** Begin SOURCE MATERIAL **
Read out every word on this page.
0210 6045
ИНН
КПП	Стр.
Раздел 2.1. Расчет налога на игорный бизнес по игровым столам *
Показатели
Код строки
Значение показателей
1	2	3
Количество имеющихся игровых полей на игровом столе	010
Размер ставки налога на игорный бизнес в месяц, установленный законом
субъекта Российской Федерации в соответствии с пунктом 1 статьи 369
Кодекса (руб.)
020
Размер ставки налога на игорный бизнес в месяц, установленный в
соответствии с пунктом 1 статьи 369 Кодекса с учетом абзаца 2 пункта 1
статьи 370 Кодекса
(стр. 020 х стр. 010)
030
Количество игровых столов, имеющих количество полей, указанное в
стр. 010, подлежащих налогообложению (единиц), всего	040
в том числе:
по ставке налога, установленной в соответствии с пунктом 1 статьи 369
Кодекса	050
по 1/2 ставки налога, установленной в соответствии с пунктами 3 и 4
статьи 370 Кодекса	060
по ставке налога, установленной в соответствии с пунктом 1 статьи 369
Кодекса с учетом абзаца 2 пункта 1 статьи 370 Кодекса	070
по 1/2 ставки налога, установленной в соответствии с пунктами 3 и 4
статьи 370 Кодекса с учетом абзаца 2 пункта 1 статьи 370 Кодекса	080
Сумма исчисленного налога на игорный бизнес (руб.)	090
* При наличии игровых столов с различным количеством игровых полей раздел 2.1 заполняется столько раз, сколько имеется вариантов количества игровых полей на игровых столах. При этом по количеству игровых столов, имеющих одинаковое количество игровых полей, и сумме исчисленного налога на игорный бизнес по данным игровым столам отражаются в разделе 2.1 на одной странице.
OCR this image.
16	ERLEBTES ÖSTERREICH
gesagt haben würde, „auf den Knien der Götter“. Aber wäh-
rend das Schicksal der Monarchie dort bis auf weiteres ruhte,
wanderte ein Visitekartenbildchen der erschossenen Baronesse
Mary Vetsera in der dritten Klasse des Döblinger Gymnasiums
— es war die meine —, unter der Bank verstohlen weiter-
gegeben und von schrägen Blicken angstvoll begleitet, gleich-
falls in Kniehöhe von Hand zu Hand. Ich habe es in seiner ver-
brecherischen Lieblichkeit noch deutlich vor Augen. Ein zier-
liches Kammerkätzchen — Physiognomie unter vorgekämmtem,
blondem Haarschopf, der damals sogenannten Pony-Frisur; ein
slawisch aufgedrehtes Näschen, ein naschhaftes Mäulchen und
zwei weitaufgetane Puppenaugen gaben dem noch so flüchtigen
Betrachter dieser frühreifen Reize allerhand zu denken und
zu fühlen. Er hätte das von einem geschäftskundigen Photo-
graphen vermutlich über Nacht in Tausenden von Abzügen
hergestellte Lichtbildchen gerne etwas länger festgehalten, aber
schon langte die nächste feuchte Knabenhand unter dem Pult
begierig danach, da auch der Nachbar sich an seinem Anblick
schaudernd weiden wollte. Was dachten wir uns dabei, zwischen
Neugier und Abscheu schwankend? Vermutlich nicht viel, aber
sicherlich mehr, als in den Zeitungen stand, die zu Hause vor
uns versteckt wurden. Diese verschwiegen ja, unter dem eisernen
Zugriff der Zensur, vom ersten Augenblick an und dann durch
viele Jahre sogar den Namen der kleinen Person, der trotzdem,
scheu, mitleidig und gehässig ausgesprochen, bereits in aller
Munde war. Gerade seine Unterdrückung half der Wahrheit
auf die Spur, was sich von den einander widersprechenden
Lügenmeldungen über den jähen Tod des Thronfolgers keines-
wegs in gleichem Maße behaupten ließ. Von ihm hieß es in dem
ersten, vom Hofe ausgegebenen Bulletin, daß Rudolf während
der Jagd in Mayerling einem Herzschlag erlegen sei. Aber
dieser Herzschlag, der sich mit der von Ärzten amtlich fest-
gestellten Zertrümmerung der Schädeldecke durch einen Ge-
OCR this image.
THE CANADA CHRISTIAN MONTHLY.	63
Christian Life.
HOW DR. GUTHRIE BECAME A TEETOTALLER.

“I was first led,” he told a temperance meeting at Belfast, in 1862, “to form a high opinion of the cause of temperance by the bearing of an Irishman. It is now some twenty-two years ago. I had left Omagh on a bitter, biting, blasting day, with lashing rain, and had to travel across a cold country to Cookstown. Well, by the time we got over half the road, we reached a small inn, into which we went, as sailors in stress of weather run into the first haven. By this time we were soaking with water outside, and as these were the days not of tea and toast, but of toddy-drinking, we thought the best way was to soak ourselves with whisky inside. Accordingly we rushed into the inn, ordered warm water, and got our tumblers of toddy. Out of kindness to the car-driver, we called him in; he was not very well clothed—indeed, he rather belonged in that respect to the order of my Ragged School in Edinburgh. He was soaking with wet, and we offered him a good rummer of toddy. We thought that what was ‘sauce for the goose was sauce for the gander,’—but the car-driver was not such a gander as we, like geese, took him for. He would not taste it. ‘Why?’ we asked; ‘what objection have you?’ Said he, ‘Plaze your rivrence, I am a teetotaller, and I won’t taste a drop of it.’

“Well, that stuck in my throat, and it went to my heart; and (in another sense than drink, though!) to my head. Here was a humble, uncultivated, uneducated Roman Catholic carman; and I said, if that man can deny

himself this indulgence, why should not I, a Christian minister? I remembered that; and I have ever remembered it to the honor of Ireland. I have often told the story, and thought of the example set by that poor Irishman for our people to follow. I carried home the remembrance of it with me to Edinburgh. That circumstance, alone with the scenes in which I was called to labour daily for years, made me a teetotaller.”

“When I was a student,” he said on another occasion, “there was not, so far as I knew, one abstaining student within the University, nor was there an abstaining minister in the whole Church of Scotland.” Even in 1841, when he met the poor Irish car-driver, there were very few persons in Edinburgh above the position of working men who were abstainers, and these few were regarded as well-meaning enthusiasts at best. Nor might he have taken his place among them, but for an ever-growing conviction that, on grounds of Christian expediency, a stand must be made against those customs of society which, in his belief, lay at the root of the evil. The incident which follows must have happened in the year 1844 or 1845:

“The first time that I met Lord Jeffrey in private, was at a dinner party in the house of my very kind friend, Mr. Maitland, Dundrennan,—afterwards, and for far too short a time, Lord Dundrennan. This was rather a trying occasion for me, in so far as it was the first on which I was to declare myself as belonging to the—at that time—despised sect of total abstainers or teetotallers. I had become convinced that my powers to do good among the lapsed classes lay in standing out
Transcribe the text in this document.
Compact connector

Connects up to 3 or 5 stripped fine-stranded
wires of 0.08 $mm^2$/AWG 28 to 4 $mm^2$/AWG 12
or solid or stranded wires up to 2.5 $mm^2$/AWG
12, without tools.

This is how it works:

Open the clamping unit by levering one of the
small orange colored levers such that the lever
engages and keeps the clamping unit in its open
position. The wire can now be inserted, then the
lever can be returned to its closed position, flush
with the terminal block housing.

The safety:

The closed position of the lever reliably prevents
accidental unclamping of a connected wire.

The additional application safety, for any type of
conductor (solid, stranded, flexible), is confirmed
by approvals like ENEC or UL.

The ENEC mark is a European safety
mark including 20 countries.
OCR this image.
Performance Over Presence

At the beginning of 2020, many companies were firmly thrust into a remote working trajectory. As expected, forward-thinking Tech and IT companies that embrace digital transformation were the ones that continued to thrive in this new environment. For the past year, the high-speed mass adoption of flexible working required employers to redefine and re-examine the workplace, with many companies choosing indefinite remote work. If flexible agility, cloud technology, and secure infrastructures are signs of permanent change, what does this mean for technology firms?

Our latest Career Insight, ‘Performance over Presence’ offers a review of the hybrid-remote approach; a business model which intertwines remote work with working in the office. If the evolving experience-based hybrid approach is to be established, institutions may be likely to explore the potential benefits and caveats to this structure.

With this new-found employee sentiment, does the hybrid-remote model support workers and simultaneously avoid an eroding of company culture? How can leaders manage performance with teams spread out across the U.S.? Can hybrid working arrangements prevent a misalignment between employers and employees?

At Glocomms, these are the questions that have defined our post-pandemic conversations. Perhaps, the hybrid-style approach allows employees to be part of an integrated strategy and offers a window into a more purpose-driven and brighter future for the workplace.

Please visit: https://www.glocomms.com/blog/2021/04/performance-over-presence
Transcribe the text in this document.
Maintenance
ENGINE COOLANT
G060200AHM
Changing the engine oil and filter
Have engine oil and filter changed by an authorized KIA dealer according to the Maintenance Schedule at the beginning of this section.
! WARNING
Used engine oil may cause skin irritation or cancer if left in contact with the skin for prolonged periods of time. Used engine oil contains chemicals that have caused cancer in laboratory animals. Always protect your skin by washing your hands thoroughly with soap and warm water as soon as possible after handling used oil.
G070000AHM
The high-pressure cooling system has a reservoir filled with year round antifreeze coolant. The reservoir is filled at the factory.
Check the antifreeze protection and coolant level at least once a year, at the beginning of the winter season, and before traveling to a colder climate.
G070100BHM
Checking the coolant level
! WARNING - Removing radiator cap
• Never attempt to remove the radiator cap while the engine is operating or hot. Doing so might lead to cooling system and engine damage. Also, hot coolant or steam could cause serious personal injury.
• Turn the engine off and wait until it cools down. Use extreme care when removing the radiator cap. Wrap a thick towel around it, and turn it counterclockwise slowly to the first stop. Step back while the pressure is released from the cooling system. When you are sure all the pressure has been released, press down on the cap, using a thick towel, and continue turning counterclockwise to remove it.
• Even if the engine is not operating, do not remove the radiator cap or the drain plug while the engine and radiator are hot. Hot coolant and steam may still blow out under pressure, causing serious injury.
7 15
** End SOURCE MATERIAL **
# SET TASK
Tally every line of the data that holds the word "статьи" and write the count alone.

# EXPECTED OUTPUT
8